▸ **GIVEN TASK**
Each record below is to be reproduced without any change.

⟨

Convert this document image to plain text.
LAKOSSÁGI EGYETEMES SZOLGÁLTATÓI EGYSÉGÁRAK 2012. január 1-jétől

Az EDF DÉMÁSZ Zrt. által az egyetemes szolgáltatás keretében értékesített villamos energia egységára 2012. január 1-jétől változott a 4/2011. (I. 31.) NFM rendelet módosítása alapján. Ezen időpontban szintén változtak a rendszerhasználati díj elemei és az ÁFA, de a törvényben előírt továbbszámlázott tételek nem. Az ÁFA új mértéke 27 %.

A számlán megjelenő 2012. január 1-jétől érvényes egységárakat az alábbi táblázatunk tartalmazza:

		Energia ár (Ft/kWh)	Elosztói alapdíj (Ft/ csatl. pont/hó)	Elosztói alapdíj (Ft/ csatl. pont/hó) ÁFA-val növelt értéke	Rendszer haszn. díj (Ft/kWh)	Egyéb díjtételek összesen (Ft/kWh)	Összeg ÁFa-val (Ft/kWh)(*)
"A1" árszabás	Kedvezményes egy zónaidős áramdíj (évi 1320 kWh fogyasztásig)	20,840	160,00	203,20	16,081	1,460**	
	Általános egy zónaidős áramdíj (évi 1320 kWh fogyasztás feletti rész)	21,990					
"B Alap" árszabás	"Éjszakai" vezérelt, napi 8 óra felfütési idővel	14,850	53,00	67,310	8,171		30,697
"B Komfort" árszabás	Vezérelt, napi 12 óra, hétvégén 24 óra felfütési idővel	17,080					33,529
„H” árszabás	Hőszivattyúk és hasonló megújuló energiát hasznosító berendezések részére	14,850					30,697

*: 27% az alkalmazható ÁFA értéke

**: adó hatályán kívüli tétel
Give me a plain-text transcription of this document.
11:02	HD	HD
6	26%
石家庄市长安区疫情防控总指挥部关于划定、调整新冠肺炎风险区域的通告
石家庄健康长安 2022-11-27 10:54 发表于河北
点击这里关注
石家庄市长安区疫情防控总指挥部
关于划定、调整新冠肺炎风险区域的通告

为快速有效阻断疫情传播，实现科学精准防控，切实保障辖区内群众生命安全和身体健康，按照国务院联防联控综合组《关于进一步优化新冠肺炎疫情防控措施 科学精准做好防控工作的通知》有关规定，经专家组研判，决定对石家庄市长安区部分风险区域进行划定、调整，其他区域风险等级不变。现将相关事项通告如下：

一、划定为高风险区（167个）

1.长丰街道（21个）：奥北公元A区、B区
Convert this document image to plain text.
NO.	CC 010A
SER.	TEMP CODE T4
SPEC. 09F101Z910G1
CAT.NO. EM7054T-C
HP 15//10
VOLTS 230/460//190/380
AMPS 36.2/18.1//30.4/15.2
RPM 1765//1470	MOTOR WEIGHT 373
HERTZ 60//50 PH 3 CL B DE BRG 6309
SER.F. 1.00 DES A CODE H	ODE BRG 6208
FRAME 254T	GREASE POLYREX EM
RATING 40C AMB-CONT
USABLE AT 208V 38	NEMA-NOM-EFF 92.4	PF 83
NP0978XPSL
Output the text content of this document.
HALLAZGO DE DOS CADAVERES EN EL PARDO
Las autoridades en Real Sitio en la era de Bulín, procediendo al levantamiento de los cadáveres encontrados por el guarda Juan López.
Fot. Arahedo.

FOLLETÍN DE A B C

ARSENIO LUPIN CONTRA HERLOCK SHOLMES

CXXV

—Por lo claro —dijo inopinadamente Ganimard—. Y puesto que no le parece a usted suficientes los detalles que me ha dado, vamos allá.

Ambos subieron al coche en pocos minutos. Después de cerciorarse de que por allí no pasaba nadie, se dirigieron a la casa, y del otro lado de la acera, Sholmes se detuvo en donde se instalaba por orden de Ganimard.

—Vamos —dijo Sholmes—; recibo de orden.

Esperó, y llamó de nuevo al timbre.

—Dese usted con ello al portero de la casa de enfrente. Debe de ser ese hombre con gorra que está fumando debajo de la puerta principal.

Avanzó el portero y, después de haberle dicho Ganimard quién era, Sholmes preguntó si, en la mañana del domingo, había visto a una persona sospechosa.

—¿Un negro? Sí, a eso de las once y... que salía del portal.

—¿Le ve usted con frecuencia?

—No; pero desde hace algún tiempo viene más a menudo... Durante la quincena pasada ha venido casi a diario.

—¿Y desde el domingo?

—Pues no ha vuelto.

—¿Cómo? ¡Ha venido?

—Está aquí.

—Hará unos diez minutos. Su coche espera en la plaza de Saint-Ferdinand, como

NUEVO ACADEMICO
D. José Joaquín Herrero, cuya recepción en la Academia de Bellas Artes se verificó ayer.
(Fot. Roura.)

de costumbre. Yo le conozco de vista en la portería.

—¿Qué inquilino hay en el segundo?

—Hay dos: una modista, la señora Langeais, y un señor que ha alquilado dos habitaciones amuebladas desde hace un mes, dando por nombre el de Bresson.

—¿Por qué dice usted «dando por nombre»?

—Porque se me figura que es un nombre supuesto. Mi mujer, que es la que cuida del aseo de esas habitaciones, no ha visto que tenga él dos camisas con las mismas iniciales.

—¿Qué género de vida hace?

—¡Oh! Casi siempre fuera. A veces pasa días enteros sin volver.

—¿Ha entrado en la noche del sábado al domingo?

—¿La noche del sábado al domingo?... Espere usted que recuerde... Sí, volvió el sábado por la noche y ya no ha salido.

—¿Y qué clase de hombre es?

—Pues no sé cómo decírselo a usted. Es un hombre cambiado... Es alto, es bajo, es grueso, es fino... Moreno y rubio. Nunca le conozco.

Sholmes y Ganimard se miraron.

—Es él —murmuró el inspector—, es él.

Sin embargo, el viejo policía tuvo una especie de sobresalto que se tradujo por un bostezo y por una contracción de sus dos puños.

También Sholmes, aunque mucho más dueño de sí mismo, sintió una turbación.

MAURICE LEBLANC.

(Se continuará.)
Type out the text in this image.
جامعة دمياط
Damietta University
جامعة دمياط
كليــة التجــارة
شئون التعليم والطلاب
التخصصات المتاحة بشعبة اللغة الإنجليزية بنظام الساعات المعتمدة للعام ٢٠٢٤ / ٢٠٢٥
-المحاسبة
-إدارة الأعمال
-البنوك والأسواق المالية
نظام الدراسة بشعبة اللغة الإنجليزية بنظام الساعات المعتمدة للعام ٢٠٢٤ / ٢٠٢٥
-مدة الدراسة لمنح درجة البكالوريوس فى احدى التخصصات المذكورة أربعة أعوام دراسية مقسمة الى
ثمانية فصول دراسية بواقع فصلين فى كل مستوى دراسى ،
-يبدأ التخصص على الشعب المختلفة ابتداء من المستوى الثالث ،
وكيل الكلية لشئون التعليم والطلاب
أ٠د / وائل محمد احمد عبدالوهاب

⟩

▸ **PROBLEM SOLUTION**
Convert this document image to plain text.
LAKOSSÁGI EGYETEMES SZOLGÁLTATÓI EGYSÉGÁRAK 2012. január 1-jétől

Az EDF DÉMÁSZ Zrt. által az egyetemes szolgáltatás keretében értékesített villamos energia egységára 2012. január 1-jétől változott a 4/2011. (I. 31.) NFM rendelet módosítása alapján. Ezen időpontban szintén változtak a rendszerhasználati díj elemei és az ÁFA, de a törvényben előírt továbbszámlázott tételek nem. Az ÁFA új mértéke 27 %.

A számlán megjelenő 2012. január 1-jétől érvényes egységárakat az alábbi táblázatunk tartalmazza:

		Energia ár (Ft/kWh)	Elosztói alapdíj (Ft/ csatl. pont/hó)	Elosztói alapdíj (Ft/ csatl. pont/hó) ÁFA-val növelt értéke	Rendszer haszn. díj (Ft/kWh)	Egyéb díjtételek összesen (Ft/kWh)	Összeg ÁFa-val (Ft/kWh)(*)
"A1" árszabás	Kedvezményes egy zónaidős áramdíj (évi 1320 kWh fogyasztásig)	20,840	160,00	203,20	16,081	1,460**	
	Általános egy zónaidős áramdíj (évi 1320 kWh fogyasztás feletti rész)	21,990					
"B Alap" árszabás	"Éjszakai" vezérelt, napi 8 óra felfütési idővel	14,850	53,00	67,310	8,171		30,697
"B Komfort" árszabás	Vezérelt, napi 12 óra, hétvégén 24 óra felfütési idővel	17,080					33,529
„H” árszabás	Hőszivattyúk és hasonló megújuló energiát hasznosító berendezések részére	14,850					30,697

*: 27% az alkalmazható ÁFA értéke

**: adó hatályán kívüli tétel
Give me a plain-text transcription of this document.
11:02	HD	HD
6	26%
石家庄市长安区疫情防控总指挥部关于划定、调整新冠肺炎风险区域的通告
石家庄健康长安 2022-11-27 10:54 发表于河北
点击这里关注
石家庄市长安区疫情防控总指挥部
关于划定、调整新冠肺炎风险区域的通告

为快速有效阻断疫情传播，实现科学精准防控，切实保障辖区内群众生命安全和身体健康，按照国务院联防联控综合组《关于进一步优化新冠肺炎疫情防控措施 科学精准做好防控工作的通知》有关规定，经专家组研判，决定对石家庄市长安区部分风险区域进行划定、调整，其他区域风险等级不变。现将相关事项通告如下：

一、划定为高风险区（167个）

1.长丰街道（21个）：奥北公元A区、B区
Convert this document image to plain text.
NO.	CC 010A
SER.	TEMP CODE T4
SPEC. 09F101Z910G1
CAT.NO. EM7054T-C
HP 15//10
VOLTS 230/460//190/380
AMPS 36.2/18.1//30.4/15.2
RPM 1765//1470	MOTOR WEIGHT 373
HERTZ 60//50 PH 3 CL B DE BRG 6309
SER.F. 1.00 DES A CODE H	ODE BRG 6208
FRAME 254T	GREASE POLYREX EM
RATING 40C AMB-CONT
USABLE AT 208V 38	NEMA-NOM-EFF 92.4	PF 83
NP0978XPSL
Output the text content of this document.
HALLAZGO DE DOS CADAVERES EN EL PARDO
Las autoridades en Real Sitio en la era de Bulín, procediendo al levantamiento de los cadáveres encontrados por el guarda Juan López.
Fot. Arahedo.

FOLLETÍN DE A B C

ARSENIO LUPIN CONTRA HERLOCK SHOLMES

CXXV

—Por lo claro —dijo inopinadamente Ganimard—. Y puesto que no le parece a usted suficientes los detalles que me ha dado, vamos allá.

Ambos subieron al coche en pocos minutos. Después de cerciorarse de que por allí no pasaba nadie, se dirigieron a la casa, y del otro lado de la acera, Sholmes se detuvo en donde se instalaba por orden de Ganimard.

—Vamos —dijo Sholmes—; recibo de orden.

Esperó, y llamó de nuevo al timbre.

—Dese usted con ello al portero de la casa de enfrente. Debe de ser ese hombre con gorra que está fumando debajo de la puerta principal.

Avanzó el portero y, después de haberle dicho Ganimard quién era, Sholmes preguntó si, en la mañana del domingo, había visto a una persona sospechosa.

—¿Un negro? Sí, a eso de las once y... que salía del portal.

—¿Le ve usted con frecuencia?

—No; pero desde hace algún tiempo viene más a menudo... Durante la quincena pasada ha venido casi a diario.

—¿Y desde el domingo?

—Pues no ha vuelto.

—¿Cómo? ¡Ha venido?

—Está aquí.

—Hará unos diez minutos. Su coche espera en la plaza de Saint-Ferdinand, como

NUEVO ACADEMICO
D. José Joaquín Herrero, cuya recepción en la Academia de Bellas Artes se verificó ayer.
(Fot. Roura.)

de costumbre. Yo le conozco de vista en la portería.

—¿Qué inquilino hay en el segundo?

—Hay dos: una modista, la señora Langeais, y un señor que ha alquilado dos habitaciones amuebladas desde hace un mes, dando por nombre el de Bresson.

—¿Por qué dice usted «dando por nombre»?

—Porque se me figura que es un nombre supuesto. Mi mujer, que es la que cuida del aseo de esas habitaciones, no ha visto que tenga él dos camisas con las mismas iniciales.

—¿Qué género de vida hace?

—¡Oh! Casi siempre fuera. A veces pasa días enteros sin volver.

—¿Ha entrado en la noche del sábado al domingo?

—¿La noche del sábado al domingo?... Espere usted que recuerde... Sí, volvió el sábado por la noche y ya no ha salido.

—¿Y qué clase de hombre es?

—Pues no sé cómo decírselo a usted. Es un hombre cambiado... Es alto, es bajo, es grueso, es fino... Moreno y rubio. Nunca le conozco.

Sholmes y Ganimard se miraron.

—Es él —murmuró el inspector—, es él.

Sin embargo, el viejo policía tuvo una especie de sobresalto que se tradujo por un bostezo y por una contracción de sus dos puños.

También Sholmes, aunque mucho más dueño de sí mismo, sintió una turbación.

MAURICE LEBLANC.

(Se continuará.)
Type out the text in this image.
جامعة دمياط
Damietta University
جامعة دمياط
كليــة التجــارة
شئون التعليم والطلاب
التخصصات المتاحة بشعبة اللغة الإنجليزية بنظام الساعات المعتمدة للعام ٢٠٢٤ / ٢٠٢٥
-المحاسبة
-إدارة الأعمال
-البنوك والأسواق المالية
نظام الدراسة بشعبة اللغة الإنجليزية بنظام الساعات المعتمدة للعام ٢٠٢٤ / ٢٠٢٥
-مدة الدراسة لمنح درجة البكالوريوس فى احدى التخصصات المذكورة أربعة أعوام دراسية مقسمة الى
ثمانية فصول دراسية بواقع فصلين فى كل مستوى دراسى ،
-يبدأ التخصص على الشعب المختلفة ابتداء من المستوى الثالث ،
وكيل الكلية لشئون التعليم والطلاب
أ٠د / وائل محمد احمد عبدالوهاب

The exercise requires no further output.